* Written instruction:
Each entry below must be repeated exactly, with pictures left out.

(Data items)
-------------------------
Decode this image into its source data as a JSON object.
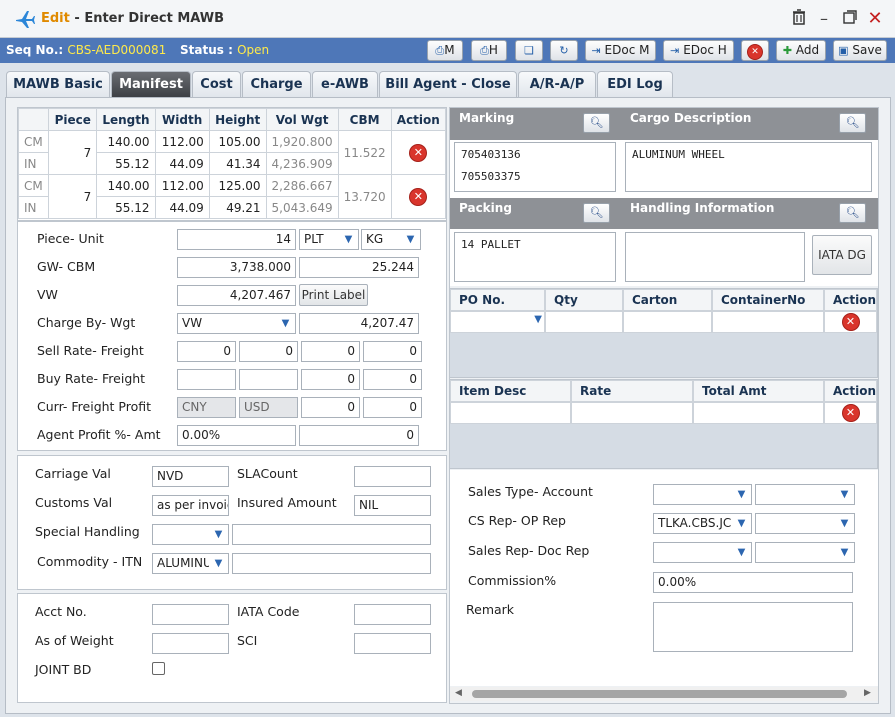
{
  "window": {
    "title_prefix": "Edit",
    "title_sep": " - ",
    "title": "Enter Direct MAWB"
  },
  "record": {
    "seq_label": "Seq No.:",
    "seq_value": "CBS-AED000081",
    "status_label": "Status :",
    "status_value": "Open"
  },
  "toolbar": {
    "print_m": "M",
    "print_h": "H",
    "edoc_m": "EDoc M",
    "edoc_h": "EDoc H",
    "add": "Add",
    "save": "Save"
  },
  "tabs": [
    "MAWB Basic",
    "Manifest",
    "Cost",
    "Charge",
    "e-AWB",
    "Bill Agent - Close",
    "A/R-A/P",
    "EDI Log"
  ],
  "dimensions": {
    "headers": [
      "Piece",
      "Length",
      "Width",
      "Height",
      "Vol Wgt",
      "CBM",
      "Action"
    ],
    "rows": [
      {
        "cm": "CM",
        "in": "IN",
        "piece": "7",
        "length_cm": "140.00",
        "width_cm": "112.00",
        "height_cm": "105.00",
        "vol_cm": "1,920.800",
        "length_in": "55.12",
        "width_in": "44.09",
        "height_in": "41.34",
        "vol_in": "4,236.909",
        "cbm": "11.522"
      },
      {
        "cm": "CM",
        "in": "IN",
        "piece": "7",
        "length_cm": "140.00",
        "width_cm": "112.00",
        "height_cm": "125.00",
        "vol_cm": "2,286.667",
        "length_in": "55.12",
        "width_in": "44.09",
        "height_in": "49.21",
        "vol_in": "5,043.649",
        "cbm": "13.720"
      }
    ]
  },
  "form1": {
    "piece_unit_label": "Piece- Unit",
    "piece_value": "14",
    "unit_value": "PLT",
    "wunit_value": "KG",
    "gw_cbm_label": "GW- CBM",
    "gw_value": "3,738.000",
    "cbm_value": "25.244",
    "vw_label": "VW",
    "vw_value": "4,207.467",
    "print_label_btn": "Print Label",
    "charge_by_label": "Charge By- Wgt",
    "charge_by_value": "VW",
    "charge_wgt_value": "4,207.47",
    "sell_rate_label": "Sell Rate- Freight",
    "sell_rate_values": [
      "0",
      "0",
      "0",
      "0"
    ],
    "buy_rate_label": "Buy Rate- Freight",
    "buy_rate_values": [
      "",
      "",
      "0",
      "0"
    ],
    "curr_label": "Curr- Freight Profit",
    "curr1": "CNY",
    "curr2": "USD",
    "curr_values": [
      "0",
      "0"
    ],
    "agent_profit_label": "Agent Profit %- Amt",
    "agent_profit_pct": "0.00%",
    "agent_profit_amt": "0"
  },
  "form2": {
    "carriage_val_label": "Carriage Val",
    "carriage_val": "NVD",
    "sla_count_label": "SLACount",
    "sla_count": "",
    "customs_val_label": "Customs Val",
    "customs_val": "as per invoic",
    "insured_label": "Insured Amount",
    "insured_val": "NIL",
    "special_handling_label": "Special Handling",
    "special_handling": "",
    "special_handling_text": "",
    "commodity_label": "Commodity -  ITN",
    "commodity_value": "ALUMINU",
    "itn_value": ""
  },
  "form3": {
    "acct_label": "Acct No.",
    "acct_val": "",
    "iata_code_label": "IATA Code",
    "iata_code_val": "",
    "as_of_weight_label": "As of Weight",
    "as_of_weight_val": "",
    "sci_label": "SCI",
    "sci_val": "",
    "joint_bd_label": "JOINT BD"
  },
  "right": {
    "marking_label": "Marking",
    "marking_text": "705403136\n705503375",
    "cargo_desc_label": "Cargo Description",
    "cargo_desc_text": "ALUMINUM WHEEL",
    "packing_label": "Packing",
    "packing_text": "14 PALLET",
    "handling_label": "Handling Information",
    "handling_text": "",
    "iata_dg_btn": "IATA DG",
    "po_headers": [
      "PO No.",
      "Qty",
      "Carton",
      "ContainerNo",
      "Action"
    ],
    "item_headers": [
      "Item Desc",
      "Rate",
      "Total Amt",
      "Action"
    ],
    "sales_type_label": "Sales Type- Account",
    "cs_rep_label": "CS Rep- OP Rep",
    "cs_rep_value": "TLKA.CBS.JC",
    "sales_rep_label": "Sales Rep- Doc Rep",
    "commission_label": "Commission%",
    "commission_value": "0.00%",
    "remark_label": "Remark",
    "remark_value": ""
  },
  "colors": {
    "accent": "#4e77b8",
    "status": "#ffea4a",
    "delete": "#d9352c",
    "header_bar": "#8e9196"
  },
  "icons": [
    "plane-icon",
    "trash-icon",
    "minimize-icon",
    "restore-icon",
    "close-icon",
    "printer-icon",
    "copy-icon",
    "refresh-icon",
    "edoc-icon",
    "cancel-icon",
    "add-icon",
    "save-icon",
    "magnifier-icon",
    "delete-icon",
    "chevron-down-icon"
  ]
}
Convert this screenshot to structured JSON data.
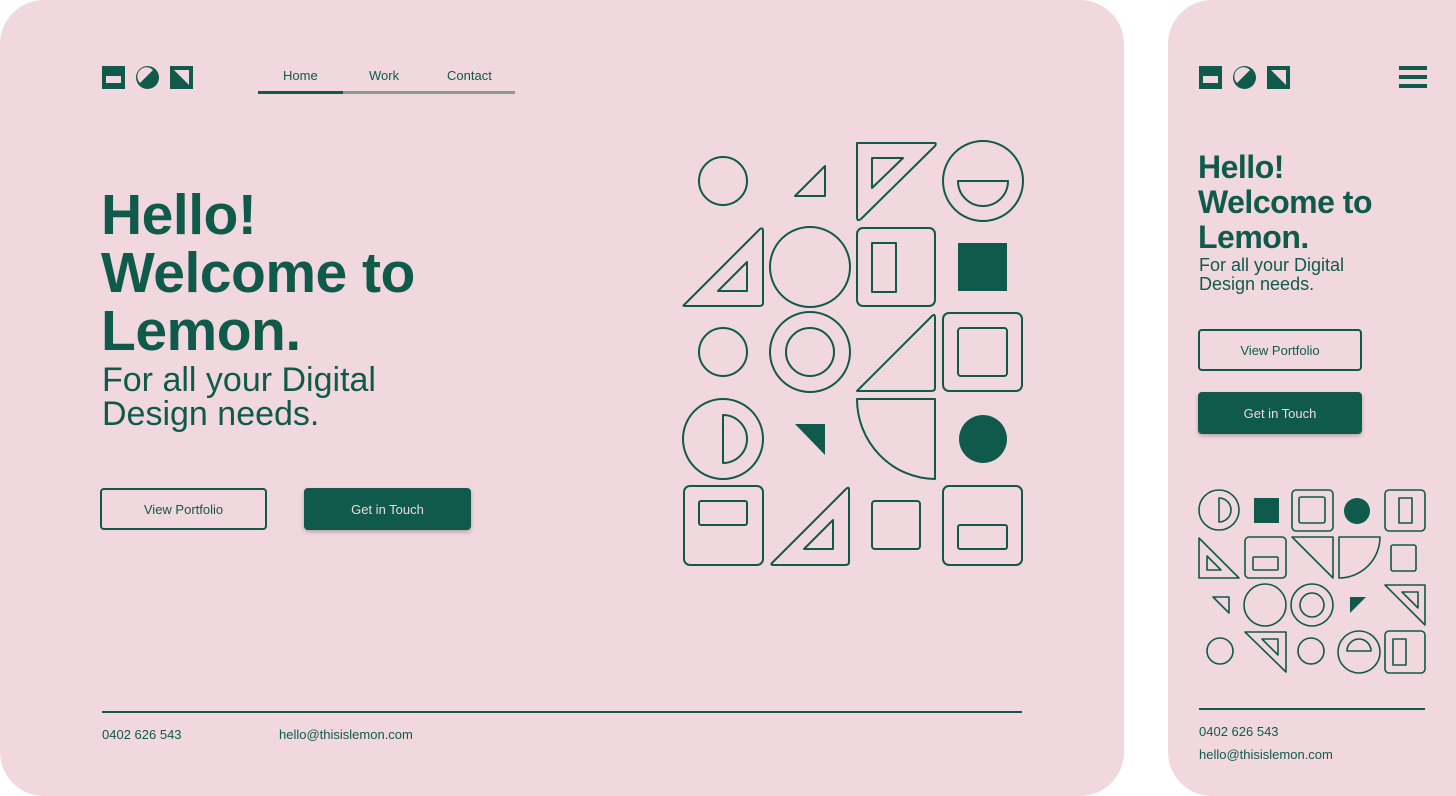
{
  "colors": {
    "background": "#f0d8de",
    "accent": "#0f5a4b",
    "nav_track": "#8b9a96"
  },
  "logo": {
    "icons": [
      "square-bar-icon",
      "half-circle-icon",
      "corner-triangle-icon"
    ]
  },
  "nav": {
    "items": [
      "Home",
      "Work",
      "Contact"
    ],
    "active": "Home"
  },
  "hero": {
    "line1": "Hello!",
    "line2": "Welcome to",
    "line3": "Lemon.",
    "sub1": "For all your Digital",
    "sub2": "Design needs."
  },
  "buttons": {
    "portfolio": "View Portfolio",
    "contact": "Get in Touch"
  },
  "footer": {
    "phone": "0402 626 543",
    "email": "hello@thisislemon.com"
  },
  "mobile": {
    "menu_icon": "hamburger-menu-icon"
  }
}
-------------------------
* Result below:
Decode this image into its source data as a JSON object.
{
  "window": {
    "title_prefix": "Edit",
    "title_sep": " - ",
    "title": "Enter Direct MAWB"
  },
  "record": {
    "seq_label": "Seq No.:",
    "seq_value": "CBS-AED000081",
    "status_label": "Status :",
    "status_value": "Open"
  },
  "toolbar": {
    "print_m": "M",
    "print_h": "H",
    "edoc_m": "EDoc M",
    "edoc_h": "EDoc H",
    "add": "Add",
    "save": "Save"
  },
  "tabs": [
    "MAWB Basic",
    "Manifest",
    "Cost",
    "Charge",
    "e-AWB",
    "Bill Agent - Close",
    "A/R-A/P",
    "EDI Log"
  ],
  "dimensions": {
    "headers": [
      "Piece",
      "Length",
      "Width",
      "Height",
      "Vol Wgt",
      "CBM",
      "Action"
    ],
    "rows": [
      {
        "cm": "CM",
        "in": "IN",
        "piece": "7",
        "length_cm": "140.00",
        "width_cm": "112.00",
        "height_cm": "105.00",
        "vol_cm": "1,920.800",
        "length_in": "55.12",
        "width_in": "44.09",
        "height_in": "41.34",
        "vol_in": "4,236.909",
        "cbm": "11.522"
      },
      {
        "cm": "CM",
        "in": "IN",
        "piece": "7",
        "length_cm": "140.00",
        "width_cm": "112.00",
        "height_cm": "125.00",
        "vol_cm": "2,286.667",
        "length_in": "55.12",
        "width_in": "44.09",
        "height_in": "49.21",
        "vol_in": "5,043.649",
        "cbm": "13.720"
      }
    ]
  },
  "form1": {
    "piece_unit_label": "Piece- Unit",
    "piece_value": "14",
    "unit_value": "PLT",
    "wunit_value": "KG",
    "gw_cbm_label": "GW- CBM",
    "gw_value": "3,738.000",
    "cbm_value": "25.244",
    "vw_label": "VW",
    "vw_value": "4,207.467",
    "print_label_btn": "Print Label",
    "charge_by_label": "Charge By- Wgt",
    "charge_by_value": "VW",
    "charge_wgt_value": "4,207.47",
    "sell_rate_label": "Sell Rate- Freight",
    "sell_rate_values": [
      "0",
      "0",
      "0",
      "0"
    ],
    "buy_rate_label": "Buy Rate- Freight",
    "buy_rate_values": [
      "",
      "",
      "0",
      "0"
    ],
    "curr_label": "Curr- Freight Profit",
    "curr1": "CNY",
    "curr2": "USD",
    "curr_values": [
      "0",
      "0"
    ],
    "agent_profit_label": "Agent Profit %- Amt",
    "agent_profit_pct": "0.00%",
    "agent_profit_amt": "0"
  },
  "form2": {
    "carriage_val_label": "Carriage Val",
    "carriage_val": "NVD",
    "sla_count_label": "SLACount",
    "sla_count": "",
    "customs_val_label": "Customs Val",
    "customs_val": "as per invoic",
    "insured_label": "Insured Amount",
    "insured_val": "NIL",
    "special_handling_label": "Special Handling",
    "special_handling": "",
    "special_handling_text": "",
    "commodity_label": "Commodity -  ITN",
    "commodity_value": "ALUMINU",
    "itn_value": ""
  },
  "form3": {
    "acct_label": "Acct No.",
    "acct_val": "",
    "iata_code_label": "IATA Code",
    "iata_code_val": "",
    "as_of_weight_label": "As of Weight",
    "as_of_weight_val": "",
    "sci_label": "SCI",
    "sci_val": "",
    "joint_bd_label": "JOINT BD"
  },
  "right": {
    "marking_label": "Marking",
    "marking_text": "705403136\n705503375",
    "cargo_desc_label": "Cargo Description",
    "cargo_desc_text": "ALUMINUM WHEEL",
    "packing_label": "Packing",
    "packing_text": "14 PALLET",
    "handling_label": "Handling Information",
    "handling_text": "",
    "iata_dg_btn": "IATA DG",
    "po_headers": [
      "PO No.",
      "Qty",
      "Carton",
      "ContainerNo",
      "Action"
    ],
    "item_headers": [
      "Item Desc",
      "Rate",
      "Total Amt",
      "Action"
    ],
    "sales_type_label": "Sales Type- Account",
    "cs_rep_label": "CS Rep- OP Rep",
    "cs_rep_value": "TLKA.CBS.JC",
    "sales_rep_label": "Sales Rep- Doc Rep",
    "commission_label": "Commission%",
    "commission_value": "0.00%",
    "remark_label": "Remark",
    "remark_value": ""
  },
  "colors": {
    "accent": "#4e77b8",
    "status": "#ffea4a",
    "delete": "#d9352c",
    "header_bar": "#8e9196"
  },
  "icons": [
    "plane-icon",
    "trash-icon",
    "minimize-icon",
    "restore-icon",
    "close-icon",
    "printer-icon",
    "copy-icon",
    "refresh-icon",
    "edoc-icon",
    "cancel-icon",
    "add-icon",
    "save-icon",
    "magnifier-icon",
    "delete-icon",
    "chevron-down-icon"
  ]
}
Convert this screenshot to structured JSON data.
{
  "colors": {
    "background": "#f0d8de",
    "accent": "#0f5a4b",
    "nav_track": "#8b9a96"
  },
  "logo": {
    "icons": [
      "square-bar-icon",
      "half-circle-icon",
      "corner-triangle-icon"
    ]
  },
  "nav": {
    "items": [
      "Home",
      "Work",
      "Contact"
    ],
    "active": "Home"
  },
  "hero": {
    "line1": "Hello!",
    "line2": "Welcome to",
    "line3": "Lemon.",
    "sub1": "For all your Digital",
    "sub2": "Design needs."
  },
  "buttons": {
    "portfolio": "View Portfolio",
    "contact": "Get in Touch"
  },
  "footer": {
    "phone": "0402 626 543",
    "email": "hello@thisislemon.com"
  },
  "mobile": {
    "menu_icon": "hamburger-menu-icon"
  }
}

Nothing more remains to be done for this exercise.